## Aim of the exercise
Identify each line below containing the string "What" and copy it.

## Dataset excerpt
==================================================
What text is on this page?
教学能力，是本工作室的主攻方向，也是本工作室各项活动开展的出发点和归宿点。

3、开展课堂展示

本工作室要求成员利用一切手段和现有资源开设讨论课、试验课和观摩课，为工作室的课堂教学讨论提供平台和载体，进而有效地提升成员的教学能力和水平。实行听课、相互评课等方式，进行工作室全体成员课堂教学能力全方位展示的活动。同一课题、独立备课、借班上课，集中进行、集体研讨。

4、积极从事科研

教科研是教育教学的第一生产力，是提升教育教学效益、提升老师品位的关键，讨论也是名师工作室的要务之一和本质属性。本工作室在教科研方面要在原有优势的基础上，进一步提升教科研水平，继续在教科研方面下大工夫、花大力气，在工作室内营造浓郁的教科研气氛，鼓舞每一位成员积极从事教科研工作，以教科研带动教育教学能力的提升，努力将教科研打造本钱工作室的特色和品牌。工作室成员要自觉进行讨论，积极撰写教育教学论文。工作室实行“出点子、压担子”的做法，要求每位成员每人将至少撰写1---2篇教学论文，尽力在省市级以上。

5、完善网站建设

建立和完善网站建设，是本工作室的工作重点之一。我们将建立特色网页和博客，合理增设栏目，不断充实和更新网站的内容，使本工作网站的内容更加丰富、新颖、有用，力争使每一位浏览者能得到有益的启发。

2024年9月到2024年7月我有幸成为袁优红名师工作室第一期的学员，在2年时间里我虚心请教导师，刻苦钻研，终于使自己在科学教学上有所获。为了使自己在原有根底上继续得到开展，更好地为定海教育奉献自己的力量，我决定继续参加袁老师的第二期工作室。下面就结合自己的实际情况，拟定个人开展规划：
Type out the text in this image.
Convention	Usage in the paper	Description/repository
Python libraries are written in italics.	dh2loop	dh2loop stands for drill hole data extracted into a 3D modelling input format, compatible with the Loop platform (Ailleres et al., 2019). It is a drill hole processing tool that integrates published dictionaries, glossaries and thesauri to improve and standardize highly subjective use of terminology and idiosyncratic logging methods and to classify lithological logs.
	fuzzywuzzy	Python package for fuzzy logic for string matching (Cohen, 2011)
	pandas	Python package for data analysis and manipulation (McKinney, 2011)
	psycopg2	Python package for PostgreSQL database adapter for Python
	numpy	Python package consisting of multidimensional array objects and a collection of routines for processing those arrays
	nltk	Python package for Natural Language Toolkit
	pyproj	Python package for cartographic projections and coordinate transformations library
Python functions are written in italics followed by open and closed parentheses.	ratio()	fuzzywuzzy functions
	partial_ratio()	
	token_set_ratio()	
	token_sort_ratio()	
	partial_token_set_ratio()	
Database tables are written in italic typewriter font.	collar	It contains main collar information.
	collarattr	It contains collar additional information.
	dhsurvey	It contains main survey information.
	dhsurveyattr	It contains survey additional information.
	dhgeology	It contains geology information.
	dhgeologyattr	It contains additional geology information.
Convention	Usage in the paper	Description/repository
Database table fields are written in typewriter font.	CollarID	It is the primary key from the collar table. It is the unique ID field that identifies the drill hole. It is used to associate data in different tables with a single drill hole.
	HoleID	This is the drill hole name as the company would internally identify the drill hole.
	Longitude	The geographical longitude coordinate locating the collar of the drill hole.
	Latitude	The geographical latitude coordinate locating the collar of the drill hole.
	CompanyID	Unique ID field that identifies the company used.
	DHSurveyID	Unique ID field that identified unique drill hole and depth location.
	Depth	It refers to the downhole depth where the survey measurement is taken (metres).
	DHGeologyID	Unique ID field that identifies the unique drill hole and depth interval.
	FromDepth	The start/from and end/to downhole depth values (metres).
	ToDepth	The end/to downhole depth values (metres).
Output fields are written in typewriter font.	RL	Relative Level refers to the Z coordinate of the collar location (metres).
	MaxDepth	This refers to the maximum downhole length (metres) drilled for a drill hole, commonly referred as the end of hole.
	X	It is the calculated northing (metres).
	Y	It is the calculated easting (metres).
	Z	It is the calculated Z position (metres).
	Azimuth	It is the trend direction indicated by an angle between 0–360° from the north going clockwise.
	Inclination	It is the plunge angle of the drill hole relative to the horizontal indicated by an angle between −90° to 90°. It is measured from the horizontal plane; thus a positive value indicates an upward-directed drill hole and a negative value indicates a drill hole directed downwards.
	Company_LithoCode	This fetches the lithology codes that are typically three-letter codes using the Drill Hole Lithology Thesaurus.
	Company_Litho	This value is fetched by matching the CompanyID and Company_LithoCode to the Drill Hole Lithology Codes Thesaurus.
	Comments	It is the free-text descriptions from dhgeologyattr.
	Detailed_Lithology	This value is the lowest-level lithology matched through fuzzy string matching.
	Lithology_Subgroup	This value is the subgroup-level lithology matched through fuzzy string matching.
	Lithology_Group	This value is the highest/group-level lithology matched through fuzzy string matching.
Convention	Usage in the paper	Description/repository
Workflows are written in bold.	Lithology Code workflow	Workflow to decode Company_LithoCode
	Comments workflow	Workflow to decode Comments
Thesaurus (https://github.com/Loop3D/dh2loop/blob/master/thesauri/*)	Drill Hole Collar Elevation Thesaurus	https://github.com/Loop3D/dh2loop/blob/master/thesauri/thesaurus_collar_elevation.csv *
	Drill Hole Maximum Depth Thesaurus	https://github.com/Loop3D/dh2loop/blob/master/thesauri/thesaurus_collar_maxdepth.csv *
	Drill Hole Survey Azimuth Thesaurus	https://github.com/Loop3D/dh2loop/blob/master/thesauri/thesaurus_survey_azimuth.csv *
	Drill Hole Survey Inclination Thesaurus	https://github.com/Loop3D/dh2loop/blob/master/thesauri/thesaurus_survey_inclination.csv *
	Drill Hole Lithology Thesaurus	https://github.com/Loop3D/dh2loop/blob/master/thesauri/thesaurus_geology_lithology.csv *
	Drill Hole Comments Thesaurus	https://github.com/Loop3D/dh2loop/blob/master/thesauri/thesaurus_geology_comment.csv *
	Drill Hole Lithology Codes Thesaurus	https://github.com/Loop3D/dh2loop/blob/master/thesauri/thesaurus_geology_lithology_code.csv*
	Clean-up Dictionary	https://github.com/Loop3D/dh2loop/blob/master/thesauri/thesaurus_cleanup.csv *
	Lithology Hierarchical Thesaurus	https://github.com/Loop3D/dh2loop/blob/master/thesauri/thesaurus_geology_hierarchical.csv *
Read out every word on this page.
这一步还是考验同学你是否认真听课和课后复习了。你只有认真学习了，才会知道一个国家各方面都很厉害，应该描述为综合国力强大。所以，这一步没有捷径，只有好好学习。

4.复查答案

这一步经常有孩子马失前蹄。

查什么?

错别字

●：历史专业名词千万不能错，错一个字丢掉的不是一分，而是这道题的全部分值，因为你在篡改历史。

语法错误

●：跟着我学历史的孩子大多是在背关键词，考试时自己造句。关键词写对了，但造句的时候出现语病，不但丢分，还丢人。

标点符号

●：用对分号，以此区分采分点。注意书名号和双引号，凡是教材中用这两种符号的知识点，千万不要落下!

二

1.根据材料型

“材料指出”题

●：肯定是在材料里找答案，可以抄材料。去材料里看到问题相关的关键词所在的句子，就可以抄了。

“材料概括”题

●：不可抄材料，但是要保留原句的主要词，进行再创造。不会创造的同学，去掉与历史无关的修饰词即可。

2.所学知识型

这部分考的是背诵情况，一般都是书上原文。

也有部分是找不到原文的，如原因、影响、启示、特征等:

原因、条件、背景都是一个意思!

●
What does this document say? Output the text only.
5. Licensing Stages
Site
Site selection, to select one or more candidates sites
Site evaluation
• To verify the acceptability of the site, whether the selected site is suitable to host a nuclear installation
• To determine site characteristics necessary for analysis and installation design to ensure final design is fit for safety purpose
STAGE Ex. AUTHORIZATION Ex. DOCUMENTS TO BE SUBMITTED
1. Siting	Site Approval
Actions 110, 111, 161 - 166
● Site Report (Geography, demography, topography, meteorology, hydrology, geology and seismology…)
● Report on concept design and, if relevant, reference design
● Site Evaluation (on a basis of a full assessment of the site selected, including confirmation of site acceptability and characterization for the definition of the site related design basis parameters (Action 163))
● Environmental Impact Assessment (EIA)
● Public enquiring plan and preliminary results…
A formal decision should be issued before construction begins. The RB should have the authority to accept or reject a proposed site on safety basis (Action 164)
==================================================
## Solution to this problem
What text is on this page?
What does this document say? Output the text only.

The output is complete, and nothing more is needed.